**Given problem:** Copy each line of the entries beneath that contains the word "ylabel".

++++ Records ++++

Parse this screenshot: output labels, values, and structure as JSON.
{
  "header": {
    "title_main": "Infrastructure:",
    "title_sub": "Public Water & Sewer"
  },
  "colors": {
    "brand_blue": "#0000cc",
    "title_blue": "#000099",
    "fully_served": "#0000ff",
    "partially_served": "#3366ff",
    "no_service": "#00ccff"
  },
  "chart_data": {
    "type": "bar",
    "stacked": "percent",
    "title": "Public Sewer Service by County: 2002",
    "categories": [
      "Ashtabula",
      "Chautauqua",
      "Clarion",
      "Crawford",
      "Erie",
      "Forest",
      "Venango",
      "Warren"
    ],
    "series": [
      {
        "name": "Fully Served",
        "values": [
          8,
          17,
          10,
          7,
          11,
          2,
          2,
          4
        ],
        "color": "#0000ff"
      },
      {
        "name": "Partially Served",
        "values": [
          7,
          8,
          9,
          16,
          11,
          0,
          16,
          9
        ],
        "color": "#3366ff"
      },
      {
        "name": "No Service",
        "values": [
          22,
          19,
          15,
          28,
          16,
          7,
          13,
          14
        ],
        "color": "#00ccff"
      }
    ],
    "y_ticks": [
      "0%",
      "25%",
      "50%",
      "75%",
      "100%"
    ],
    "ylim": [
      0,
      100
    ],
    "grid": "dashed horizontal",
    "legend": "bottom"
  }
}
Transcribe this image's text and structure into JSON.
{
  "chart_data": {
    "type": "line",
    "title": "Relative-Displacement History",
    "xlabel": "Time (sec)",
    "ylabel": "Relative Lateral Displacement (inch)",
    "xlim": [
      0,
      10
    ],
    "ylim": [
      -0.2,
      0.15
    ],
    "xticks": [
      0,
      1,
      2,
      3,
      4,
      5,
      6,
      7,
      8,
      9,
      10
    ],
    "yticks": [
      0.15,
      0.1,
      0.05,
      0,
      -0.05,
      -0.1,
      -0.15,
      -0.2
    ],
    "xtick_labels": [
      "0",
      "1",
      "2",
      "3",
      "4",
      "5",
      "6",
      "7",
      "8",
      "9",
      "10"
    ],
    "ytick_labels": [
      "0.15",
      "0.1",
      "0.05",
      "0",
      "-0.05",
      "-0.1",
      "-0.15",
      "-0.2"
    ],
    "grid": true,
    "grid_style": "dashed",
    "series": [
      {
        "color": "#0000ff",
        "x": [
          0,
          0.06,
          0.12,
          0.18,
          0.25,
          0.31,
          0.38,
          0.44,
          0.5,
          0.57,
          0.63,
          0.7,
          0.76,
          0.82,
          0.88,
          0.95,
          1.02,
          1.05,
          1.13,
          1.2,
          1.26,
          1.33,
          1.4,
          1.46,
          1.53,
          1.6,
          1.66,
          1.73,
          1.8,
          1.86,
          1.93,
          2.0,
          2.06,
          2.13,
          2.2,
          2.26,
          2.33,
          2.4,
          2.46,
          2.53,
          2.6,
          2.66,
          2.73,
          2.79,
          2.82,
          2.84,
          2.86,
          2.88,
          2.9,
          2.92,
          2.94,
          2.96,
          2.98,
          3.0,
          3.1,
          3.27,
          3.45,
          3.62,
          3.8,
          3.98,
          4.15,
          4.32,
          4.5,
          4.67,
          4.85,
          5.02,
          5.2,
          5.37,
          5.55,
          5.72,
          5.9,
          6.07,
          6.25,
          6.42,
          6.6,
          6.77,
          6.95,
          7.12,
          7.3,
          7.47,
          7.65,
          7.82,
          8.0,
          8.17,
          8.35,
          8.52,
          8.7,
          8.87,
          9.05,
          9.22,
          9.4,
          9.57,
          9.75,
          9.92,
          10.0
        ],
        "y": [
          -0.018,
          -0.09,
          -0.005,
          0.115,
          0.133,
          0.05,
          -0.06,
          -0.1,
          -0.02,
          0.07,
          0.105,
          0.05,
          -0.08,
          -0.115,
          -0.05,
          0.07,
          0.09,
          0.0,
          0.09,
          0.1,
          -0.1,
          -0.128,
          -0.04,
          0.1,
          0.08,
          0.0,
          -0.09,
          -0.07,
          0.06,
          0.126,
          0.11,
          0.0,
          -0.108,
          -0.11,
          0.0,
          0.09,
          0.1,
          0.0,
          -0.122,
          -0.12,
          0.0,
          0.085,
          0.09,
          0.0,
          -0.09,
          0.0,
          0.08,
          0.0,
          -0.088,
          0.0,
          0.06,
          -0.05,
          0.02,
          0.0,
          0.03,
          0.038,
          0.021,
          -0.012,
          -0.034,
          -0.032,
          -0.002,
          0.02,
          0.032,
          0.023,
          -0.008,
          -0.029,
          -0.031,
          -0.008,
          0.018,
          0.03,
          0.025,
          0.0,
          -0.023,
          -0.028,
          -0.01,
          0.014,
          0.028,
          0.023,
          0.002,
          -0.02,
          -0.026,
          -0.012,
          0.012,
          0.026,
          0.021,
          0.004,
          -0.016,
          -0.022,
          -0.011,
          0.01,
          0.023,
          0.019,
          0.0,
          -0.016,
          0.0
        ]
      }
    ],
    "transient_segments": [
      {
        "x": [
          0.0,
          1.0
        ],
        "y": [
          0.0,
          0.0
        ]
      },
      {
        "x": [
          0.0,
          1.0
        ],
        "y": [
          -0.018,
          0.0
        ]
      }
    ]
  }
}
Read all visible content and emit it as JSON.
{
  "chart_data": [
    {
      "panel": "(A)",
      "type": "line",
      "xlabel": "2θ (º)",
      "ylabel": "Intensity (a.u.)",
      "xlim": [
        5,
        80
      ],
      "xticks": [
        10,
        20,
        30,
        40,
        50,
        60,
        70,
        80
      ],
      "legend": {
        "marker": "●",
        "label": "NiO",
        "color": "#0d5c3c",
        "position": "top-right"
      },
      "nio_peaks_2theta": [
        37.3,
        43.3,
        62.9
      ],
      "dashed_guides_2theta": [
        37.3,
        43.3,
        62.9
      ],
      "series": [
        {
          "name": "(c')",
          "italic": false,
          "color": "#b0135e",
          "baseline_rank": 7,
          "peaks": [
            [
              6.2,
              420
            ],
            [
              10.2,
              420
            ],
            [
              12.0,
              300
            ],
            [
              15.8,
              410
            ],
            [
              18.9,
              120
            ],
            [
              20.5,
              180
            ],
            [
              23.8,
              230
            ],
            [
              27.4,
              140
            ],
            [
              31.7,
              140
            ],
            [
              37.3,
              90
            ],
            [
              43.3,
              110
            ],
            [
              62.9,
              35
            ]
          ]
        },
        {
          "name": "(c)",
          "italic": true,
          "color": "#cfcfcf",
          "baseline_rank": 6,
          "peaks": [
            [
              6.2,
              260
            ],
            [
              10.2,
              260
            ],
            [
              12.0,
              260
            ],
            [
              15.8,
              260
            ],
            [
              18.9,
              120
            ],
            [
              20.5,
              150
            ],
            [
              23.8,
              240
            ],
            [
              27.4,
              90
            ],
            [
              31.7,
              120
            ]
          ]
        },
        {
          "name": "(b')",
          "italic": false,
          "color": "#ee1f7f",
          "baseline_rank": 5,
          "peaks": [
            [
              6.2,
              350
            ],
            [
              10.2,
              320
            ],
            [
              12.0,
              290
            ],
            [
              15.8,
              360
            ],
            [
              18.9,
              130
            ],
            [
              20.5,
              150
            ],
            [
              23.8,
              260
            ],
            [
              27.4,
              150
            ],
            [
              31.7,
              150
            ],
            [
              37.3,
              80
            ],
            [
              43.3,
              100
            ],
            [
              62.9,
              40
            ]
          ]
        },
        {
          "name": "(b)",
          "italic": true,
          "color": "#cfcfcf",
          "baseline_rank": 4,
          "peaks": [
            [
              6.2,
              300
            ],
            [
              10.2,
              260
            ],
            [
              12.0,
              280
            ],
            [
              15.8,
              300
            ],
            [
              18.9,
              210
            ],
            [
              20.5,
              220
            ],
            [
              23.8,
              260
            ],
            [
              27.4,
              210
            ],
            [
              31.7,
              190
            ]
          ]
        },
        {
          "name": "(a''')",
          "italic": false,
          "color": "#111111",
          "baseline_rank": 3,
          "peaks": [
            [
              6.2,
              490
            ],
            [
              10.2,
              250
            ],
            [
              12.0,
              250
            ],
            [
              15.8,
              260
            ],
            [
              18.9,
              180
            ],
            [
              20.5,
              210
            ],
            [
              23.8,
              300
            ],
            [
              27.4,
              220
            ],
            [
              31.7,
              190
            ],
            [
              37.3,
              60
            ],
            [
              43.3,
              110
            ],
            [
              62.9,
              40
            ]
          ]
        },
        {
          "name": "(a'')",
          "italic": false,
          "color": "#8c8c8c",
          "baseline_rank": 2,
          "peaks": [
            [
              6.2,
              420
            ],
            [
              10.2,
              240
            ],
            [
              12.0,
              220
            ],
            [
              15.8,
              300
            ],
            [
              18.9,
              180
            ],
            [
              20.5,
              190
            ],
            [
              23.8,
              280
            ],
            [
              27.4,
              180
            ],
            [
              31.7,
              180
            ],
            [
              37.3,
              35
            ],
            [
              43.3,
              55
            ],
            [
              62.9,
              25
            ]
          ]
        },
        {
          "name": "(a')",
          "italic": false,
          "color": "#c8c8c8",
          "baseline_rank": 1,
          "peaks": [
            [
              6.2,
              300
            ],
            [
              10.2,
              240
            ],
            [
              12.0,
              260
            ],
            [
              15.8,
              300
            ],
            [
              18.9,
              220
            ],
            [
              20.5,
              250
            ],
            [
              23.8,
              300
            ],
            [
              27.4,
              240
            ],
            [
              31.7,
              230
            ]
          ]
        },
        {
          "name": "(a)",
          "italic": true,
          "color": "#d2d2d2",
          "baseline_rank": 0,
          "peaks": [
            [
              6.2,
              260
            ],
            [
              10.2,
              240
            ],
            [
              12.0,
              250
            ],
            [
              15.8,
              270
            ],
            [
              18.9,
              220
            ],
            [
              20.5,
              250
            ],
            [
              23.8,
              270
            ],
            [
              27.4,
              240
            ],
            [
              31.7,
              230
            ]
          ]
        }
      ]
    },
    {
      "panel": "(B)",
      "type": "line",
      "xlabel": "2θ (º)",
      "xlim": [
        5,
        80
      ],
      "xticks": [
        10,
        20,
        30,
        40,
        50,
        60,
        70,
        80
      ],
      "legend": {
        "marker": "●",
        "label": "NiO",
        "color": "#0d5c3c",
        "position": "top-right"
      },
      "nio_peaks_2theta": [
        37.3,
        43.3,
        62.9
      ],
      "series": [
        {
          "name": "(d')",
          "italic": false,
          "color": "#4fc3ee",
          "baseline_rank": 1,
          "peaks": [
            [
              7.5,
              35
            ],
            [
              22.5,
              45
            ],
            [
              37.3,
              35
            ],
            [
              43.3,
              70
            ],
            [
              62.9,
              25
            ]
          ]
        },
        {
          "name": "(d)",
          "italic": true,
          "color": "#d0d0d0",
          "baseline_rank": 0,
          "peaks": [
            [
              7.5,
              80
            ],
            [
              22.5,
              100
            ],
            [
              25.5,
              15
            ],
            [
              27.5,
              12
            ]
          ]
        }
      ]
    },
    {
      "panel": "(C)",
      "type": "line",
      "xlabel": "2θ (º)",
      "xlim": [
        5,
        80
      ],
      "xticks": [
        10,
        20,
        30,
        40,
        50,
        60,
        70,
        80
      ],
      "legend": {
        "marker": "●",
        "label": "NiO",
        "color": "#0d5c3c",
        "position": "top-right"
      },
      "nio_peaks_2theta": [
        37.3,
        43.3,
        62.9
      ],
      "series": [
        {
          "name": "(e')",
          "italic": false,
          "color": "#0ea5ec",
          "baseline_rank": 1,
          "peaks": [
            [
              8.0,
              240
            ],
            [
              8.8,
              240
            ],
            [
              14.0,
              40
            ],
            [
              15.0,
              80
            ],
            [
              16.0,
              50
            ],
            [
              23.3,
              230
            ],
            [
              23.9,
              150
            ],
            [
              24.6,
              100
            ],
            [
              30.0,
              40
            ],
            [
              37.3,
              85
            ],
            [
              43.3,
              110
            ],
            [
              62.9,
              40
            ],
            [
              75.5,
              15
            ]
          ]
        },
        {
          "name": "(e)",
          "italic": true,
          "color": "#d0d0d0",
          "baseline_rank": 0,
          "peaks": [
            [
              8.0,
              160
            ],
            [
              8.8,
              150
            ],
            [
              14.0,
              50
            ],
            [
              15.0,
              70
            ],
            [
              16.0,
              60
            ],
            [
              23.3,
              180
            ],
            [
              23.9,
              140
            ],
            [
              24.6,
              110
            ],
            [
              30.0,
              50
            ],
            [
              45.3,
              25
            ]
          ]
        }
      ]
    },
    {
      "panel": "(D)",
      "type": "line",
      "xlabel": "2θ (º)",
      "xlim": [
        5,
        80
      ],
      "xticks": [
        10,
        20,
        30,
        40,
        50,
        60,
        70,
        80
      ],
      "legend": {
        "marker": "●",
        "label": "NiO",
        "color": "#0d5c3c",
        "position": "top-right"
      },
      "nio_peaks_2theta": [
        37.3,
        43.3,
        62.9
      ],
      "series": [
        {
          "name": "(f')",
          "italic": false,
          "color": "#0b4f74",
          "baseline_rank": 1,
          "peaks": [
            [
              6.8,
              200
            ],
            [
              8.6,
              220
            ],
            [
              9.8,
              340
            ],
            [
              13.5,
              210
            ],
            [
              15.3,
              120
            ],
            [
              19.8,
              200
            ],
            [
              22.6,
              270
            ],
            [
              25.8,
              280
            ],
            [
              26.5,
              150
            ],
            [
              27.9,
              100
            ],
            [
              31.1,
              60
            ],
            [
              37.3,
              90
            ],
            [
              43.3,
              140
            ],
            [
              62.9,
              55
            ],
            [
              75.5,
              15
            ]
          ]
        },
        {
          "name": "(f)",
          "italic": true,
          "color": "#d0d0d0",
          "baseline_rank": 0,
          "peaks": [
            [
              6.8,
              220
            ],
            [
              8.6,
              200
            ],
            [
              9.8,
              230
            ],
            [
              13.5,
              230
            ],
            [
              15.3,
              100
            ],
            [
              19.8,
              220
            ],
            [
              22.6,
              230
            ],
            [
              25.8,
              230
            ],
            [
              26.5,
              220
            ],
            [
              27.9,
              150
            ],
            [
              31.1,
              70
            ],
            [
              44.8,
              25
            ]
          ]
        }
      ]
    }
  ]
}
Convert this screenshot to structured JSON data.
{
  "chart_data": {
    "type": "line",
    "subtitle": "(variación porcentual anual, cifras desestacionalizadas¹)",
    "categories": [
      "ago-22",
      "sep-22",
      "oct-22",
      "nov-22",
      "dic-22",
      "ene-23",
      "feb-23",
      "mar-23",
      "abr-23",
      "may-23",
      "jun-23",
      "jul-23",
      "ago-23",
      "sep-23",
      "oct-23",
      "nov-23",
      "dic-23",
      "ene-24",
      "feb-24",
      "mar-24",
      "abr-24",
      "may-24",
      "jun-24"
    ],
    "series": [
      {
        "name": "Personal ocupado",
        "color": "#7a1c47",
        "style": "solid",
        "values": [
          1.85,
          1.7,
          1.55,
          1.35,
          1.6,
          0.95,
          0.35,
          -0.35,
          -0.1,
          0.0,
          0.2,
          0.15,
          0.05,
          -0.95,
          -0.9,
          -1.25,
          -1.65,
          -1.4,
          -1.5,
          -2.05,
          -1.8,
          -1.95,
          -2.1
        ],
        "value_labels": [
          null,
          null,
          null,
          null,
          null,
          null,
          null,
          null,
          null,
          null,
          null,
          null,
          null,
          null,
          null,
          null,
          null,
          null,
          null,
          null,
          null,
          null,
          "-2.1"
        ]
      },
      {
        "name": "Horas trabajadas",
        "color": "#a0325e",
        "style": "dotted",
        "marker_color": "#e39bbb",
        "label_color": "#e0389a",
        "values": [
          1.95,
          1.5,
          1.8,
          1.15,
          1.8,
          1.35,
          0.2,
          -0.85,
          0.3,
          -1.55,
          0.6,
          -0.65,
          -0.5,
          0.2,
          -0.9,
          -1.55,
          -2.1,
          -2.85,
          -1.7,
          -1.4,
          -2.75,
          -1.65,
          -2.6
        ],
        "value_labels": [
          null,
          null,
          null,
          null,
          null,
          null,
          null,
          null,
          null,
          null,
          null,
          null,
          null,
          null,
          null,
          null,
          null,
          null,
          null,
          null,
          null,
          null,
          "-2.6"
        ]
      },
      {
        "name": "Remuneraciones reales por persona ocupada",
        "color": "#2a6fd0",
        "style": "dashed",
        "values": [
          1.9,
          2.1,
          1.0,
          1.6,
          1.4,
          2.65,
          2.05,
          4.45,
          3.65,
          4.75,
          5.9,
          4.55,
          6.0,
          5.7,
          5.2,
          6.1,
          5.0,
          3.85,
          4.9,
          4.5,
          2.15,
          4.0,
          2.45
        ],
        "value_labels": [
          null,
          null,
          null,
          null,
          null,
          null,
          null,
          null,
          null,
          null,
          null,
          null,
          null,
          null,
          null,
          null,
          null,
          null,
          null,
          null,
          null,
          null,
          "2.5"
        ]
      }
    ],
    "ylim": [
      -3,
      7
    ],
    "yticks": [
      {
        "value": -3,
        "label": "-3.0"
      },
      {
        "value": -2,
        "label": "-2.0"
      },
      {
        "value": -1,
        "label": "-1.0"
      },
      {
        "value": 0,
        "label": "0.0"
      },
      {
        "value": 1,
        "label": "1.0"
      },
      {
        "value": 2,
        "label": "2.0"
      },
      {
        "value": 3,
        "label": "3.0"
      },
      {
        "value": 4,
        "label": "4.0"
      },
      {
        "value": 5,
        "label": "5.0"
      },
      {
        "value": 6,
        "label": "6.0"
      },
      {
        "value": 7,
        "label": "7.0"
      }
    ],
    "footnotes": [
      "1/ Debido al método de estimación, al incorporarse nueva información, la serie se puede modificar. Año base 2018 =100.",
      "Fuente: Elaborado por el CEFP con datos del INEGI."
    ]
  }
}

++++

**Reply:**
    "ylabel": "Relative Lateral Displacement (inch)",
      "ylabel": "Intensity (a.u.)",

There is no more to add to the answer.